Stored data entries
+++

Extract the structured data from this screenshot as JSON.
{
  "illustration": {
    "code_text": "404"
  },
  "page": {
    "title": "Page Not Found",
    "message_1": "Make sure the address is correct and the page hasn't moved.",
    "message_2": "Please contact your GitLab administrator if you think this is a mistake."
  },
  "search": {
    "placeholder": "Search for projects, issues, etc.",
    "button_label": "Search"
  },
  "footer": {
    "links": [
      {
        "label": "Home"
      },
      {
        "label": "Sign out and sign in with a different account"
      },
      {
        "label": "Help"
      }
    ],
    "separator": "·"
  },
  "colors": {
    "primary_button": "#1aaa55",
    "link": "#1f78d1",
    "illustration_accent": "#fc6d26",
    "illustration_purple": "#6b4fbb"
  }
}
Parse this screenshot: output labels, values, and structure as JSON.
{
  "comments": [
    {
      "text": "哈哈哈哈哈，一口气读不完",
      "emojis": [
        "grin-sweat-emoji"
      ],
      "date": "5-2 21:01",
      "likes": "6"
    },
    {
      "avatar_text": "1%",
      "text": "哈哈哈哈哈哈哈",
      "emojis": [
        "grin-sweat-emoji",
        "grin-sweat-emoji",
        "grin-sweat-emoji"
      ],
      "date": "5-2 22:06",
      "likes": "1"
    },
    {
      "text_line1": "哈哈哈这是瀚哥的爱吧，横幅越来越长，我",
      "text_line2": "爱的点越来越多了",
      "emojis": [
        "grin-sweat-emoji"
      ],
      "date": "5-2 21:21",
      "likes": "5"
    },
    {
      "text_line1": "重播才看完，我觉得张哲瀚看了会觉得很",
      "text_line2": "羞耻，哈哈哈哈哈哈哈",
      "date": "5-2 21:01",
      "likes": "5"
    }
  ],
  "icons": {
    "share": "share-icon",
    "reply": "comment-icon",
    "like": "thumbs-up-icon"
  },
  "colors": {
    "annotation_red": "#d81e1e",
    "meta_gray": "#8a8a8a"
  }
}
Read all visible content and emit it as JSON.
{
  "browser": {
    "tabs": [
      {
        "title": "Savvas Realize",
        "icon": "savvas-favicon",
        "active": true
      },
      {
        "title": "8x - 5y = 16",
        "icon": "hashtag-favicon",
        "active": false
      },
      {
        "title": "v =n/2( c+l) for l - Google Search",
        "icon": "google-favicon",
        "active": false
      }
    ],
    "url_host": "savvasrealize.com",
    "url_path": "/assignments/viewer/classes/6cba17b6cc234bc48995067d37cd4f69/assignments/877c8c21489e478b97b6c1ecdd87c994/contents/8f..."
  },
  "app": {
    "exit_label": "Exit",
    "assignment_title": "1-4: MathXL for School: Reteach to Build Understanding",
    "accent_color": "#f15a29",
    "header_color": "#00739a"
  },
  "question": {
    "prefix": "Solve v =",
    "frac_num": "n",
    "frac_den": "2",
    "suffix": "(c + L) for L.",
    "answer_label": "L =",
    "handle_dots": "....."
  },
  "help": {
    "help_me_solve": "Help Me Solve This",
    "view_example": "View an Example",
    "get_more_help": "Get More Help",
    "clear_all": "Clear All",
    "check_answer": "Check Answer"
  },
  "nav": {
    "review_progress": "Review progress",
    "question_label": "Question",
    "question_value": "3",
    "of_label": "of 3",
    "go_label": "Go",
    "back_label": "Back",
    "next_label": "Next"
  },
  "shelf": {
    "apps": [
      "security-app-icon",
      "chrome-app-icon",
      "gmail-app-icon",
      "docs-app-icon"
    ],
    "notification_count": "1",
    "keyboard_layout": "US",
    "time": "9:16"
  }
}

+++

#### Exercise prompt
Reproduce the records above exactly.

#### Solved exercise
Extract the structured data from this screenshot as JSON.
{
  "illustration": {
    "code_text": "404"
  },
  "page": {
    "title": "Page Not Found",
    "message_1": "Make sure the address is correct and the page hasn't moved.",
    "message_2": "Please contact your GitLab administrator if you think this is a mistake."
  },
  "search": {
    "placeholder": "Search for projects, issues, etc.",
    "button_label": "Search"
  },
  "footer": {
    "links": [
      {
        "label": "Home"
      },
      {
        "label": "Sign out and sign in with a different account"
      },
      {
        "label": "Help"
      }
    ],
    "separator": "·"
  },
  "colors": {
    "primary_button": "#1aaa55",
    "link": "#1f78d1",
    "illustration_accent": "#fc6d26",
    "illustration_purple": "#6b4fbb"
  }
}
Parse this screenshot: output labels, values, and structure as JSON.
{
  "comments": [
    {
      "text": "哈哈哈哈哈，一口气读不完",
      "emojis": [
        "grin-sweat-emoji"
      ],
      "date": "5-2 21:01",
      "likes": "6"
    },
    {
      "avatar_text": "1%",
      "text": "哈哈哈哈哈哈哈",
      "emojis": [
        "grin-sweat-emoji",
        "grin-sweat-emoji",
        "grin-sweat-emoji"
      ],
      "date": "5-2 22:06",
      "likes": "1"
    },
    {
      "text_line1": "哈哈哈这是瀚哥的爱吧，横幅越来越长，我",
      "text_line2": "爱的点越来越多了",
      "emojis": [
        "grin-sweat-emoji"
      ],
      "date": "5-2 21:21",
      "likes": "5"
    },
    {
      "text_line1": "重播才看完，我觉得张哲瀚看了会觉得很",
      "text_line2": "羞耻，哈哈哈哈哈哈哈",
      "date": "5-2 21:01",
      "likes": "5"
    }
  ],
  "icons": {
    "share": "share-icon",
    "reply": "comment-icon",
    "like": "thumbs-up-icon"
  },
  "colors": {
    "annotation_red": "#d81e1e",
    "meta_gray": "#8a8a8a"
  }
}
Read all visible content and emit it as JSON.
{
  "browser": {
    "tabs": [
      {
        "title": "Savvas Realize",
        "icon": "savvas-favicon",
        "active": true
      },
      {
        "title": "8x - 5y = 16",
        "icon": "hashtag-favicon",
        "active": false
      },
      {
        "title": "v =n/2( c+l) for l - Google Search",
        "icon": "google-favicon",
        "active": false
      }
    ],
    "url_host": "savvasrealize.com",
    "url_path": "/assignments/viewer/classes/6cba17b6cc234bc48995067d37cd4f69/assignments/877c8c21489e478b97b6c1ecdd87c994/contents/8f..."
  },
  "app": {
    "exit_label": "Exit",
    "assignment_title": "1-4: MathXL for School: Reteach to Build Understanding",
    "accent_color": "#f15a29",
    "header_color": "#00739a"
  },
  "question": {
    "prefix": "Solve v =",
    "frac_num": "n",
    "frac_den": "2",
    "suffix": "(c + L) for L.",
    "answer_label": "L =",
    "handle_dots": "....."
  },
  "help": {
    "help_me_solve": "Help Me Solve This",
    "view_example": "View an Example",
    "get_more_help": "Get More Help",
    "clear_all": "Clear All",
    "check_answer": "Check Answer"
  },
  "nav": {
    "review_progress": "Review progress",
    "question_label": "Question",
    "question_value": "3",
    "of_label": "of 3",
    "go_label": "Go",
    "back_label": "Back",
    "next_label": "Next"
  },
  "shelf": {
    "apps": [
      "security-app-icon",
      "chrome-app-icon",
      "gmail-app-icon",
      "docs-app-icon"
    ],
    "notification_count": "1",
    "keyboard_layout": "US",
    "time": "9:16"
  }
}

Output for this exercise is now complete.